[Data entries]

------------

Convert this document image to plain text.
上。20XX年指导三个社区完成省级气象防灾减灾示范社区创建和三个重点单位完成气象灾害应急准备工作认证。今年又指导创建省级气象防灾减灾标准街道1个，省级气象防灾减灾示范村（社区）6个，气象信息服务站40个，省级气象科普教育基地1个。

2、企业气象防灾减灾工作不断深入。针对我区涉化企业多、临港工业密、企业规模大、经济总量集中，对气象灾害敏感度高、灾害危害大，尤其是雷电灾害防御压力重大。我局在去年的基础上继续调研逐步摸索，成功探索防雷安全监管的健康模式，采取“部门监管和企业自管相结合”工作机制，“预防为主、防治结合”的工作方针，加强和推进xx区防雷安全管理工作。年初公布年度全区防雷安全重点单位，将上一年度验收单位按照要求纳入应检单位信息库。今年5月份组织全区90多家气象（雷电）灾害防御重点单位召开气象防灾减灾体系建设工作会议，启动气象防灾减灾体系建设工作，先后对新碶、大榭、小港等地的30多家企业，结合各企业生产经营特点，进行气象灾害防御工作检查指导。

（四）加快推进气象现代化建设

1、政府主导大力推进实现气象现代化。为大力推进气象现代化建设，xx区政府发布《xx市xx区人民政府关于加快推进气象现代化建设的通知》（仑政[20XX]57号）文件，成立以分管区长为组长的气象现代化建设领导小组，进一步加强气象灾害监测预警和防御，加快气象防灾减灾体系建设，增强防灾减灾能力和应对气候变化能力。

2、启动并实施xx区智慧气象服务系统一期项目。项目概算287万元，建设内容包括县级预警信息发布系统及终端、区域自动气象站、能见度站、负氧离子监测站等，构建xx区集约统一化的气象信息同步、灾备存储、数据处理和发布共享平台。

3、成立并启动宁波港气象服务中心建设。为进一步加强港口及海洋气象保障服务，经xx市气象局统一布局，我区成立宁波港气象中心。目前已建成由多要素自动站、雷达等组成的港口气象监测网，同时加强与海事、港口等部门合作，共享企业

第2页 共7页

------------

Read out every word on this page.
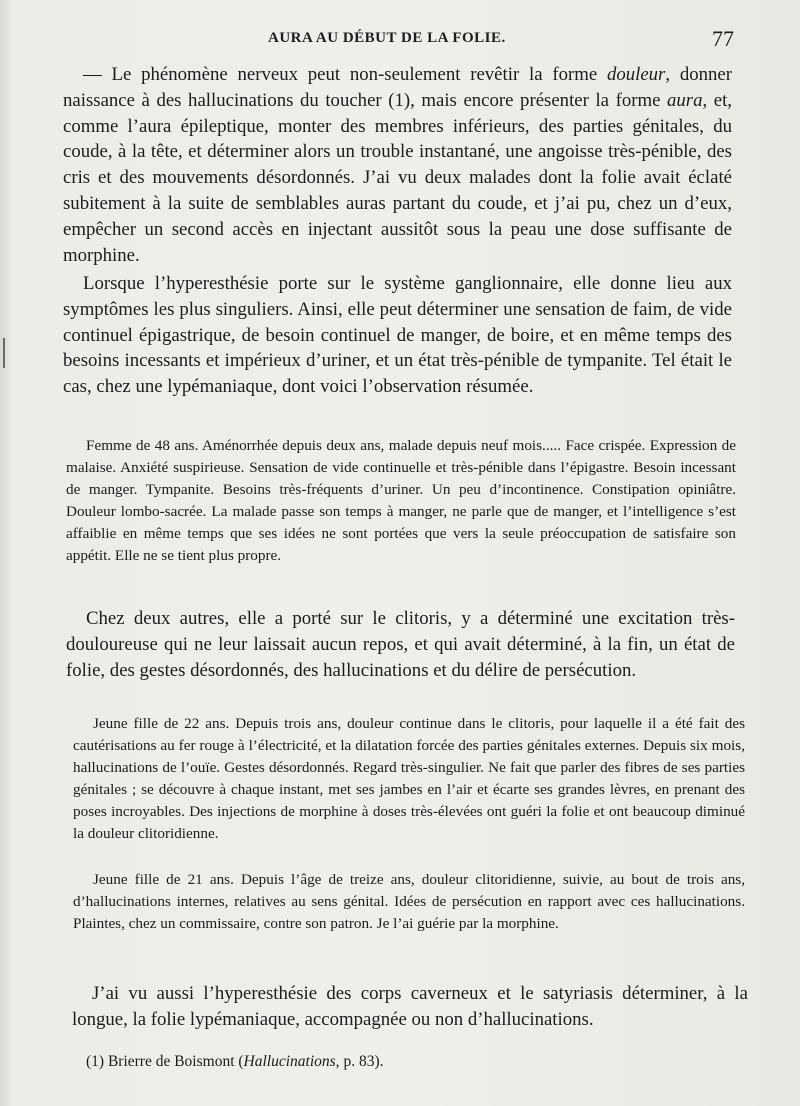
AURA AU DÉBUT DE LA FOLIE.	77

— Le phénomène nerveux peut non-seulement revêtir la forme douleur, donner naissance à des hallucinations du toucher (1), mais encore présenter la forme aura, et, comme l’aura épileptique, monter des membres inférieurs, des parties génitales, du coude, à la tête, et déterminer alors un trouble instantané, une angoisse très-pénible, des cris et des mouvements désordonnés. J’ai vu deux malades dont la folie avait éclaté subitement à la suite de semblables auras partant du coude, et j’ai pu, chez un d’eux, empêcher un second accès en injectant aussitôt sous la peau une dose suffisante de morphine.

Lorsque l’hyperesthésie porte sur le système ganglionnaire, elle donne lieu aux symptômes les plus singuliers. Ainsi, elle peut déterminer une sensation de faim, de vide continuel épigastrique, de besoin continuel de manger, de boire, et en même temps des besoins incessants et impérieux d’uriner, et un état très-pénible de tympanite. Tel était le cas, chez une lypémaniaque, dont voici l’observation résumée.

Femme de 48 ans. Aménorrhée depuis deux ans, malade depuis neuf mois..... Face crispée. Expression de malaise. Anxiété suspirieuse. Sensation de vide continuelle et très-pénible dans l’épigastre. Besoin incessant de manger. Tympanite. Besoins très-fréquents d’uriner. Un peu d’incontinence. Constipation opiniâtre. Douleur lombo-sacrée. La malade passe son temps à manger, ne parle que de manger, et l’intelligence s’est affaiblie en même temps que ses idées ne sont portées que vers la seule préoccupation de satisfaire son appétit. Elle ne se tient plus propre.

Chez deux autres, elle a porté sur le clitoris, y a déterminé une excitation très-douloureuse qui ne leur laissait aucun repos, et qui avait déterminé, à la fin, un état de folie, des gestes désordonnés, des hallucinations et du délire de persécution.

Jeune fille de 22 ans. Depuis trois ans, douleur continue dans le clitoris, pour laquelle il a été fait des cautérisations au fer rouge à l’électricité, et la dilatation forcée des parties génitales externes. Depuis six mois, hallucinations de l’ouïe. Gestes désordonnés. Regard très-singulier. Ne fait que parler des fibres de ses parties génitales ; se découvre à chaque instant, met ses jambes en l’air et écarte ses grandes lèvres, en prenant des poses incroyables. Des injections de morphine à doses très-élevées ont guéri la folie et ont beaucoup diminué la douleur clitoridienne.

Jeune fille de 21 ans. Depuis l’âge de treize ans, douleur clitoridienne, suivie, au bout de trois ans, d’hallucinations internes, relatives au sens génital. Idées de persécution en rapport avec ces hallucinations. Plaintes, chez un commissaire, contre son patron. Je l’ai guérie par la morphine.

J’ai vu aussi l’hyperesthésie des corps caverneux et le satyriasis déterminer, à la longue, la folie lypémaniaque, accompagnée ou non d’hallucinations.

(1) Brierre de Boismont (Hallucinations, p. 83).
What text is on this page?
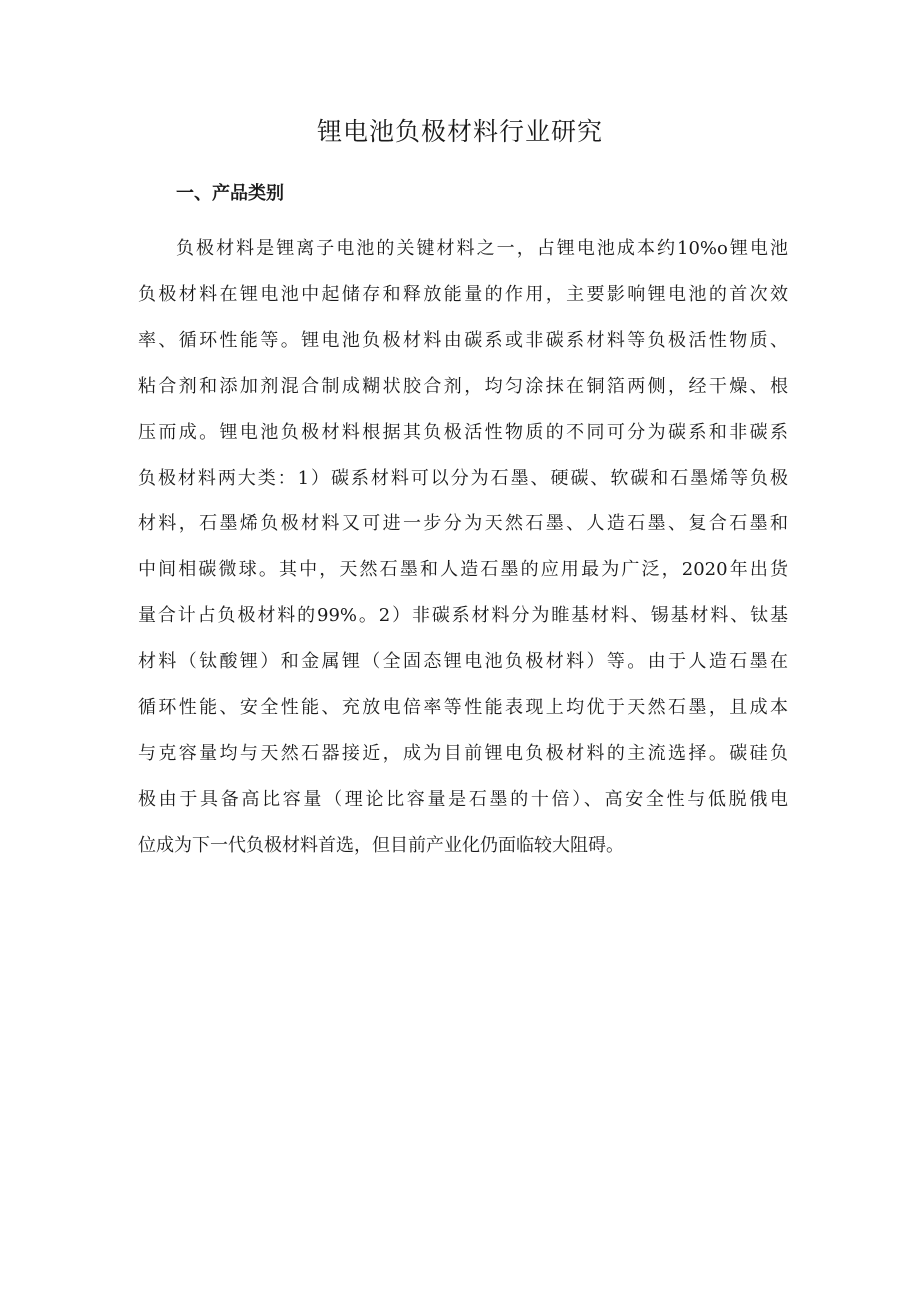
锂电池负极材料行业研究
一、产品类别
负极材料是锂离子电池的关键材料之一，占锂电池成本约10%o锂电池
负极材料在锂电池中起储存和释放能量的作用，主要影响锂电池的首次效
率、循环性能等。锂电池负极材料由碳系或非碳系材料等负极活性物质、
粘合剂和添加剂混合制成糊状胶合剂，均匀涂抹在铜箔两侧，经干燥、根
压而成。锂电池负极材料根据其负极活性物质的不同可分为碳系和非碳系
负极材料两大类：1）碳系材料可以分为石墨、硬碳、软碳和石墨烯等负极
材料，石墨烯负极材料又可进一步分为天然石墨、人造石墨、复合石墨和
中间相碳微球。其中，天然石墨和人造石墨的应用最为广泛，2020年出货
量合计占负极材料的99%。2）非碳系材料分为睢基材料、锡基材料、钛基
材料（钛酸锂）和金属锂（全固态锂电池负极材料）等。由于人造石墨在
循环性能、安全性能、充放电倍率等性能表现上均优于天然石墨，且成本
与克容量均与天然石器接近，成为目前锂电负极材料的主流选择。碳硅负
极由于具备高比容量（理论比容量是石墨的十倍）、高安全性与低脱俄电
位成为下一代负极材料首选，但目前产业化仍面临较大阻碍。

------------

• _Goal of the exercise_: Scan the records above for the string "page", then select every line that holds it.

• _Reply to the exercise_:
Read out every word on this page.
What text is on this page?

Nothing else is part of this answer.